• **Data records**
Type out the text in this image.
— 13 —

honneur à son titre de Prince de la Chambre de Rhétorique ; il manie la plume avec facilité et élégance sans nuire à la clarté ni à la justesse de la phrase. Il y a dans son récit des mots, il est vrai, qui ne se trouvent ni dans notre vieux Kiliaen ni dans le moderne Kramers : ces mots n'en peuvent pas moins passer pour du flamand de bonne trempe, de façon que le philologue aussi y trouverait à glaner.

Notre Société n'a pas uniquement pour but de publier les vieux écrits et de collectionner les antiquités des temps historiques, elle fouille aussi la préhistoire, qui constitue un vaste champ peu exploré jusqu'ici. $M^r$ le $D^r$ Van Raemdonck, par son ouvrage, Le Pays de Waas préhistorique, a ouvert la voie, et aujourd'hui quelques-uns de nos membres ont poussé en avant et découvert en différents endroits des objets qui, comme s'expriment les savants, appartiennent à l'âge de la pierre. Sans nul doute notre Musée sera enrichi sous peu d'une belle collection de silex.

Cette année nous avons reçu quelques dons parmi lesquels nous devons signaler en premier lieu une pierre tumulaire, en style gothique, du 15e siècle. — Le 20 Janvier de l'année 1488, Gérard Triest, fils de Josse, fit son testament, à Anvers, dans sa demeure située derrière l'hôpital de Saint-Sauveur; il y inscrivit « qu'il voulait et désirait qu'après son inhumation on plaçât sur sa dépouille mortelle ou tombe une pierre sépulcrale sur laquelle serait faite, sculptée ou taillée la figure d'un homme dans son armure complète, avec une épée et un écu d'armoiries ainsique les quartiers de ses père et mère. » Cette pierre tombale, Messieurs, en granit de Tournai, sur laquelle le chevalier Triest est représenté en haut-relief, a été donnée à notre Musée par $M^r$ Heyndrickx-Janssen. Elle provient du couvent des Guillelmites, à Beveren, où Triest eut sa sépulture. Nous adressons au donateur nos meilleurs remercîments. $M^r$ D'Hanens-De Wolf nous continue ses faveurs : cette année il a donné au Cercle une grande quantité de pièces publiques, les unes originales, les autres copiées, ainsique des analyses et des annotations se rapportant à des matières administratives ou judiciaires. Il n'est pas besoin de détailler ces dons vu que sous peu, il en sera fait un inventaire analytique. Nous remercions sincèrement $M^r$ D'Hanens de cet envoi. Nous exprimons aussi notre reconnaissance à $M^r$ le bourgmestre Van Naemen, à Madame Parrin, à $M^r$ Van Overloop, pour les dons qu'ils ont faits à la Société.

• **INSTRUCTION**
Find the lines above that contain the word "avec" and collect them.

• **WRITTEN ANSWER**
honneur à son titre de Prince de la Chambre de Rhétorique ; il manie la plume avec facilité et élégance sans nuire à la clarté ni à la justesse de la phrase. Il y a dans son récit des mots, il est vrai, qui ne se trouvent ni dans notre vieux Kiliaen ni dans le moderne Kramers : ces mots n'en peuvent pas moins passer pour du flamand de bonne trempe, de façon que le philologue aussi y trouverait à glaner.
Cette année nous avons reçu quelques dons parmi lesquels nous devons signaler en premier lieu une pierre tumulaire, en style gothique, du 15e siècle. — Le 20 Janvier de l'année 1488, Gérard Triest, fils de Josse, fit son testament, à Anvers, dans sa demeure située derrière l'hôpital de Saint-Sauveur; il y inscrivit « qu'il voulait et désirait qu'après son inhumation on plaçât sur sa dépouille mortelle ou tombe une pierre sépulcrale sur laquelle serait faite, sculptée ou taillée la figure d'un homme dans son armure complète, avec une épée et un écu d'armoiries ainsique les quartiers de ses père et mère. » Cette pierre tombale, Messieurs, en granit de Tournai, sur laquelle le chevalier Triest est représenté en haut-relief, a été donnée à notre Musée par $M^r$ Heyndrickx-Janssen. Elle provient du couvent des Guillelmites, à Beveren, où Triest eut sa sépulture. Nous adressons au donateur nos meilleurs remercîments. $M^r$ D'Hanens-De Wolf nous continue ses faveurs : cette année il a donné au Cercle une grande quantité de pièces publiques, les unes originales, les autres copiées, ainsique des analyses et des annotations se rapportant à des matières administratives ou judiciaires. Il n'est pas besoin de détailler ces dons vu que sous peu, il en sera fait un inventaire analytique. Nous remercions sincèrement $M^r$ D'Hanens de cet envoi. Nous exprimons aussi notre reconnaissance à $M^r$ le bourgmestre Van Naemen, à Madame Parrin, à $M^r$ Van Overloop, pour les dons qu'ils ont faits à la Société.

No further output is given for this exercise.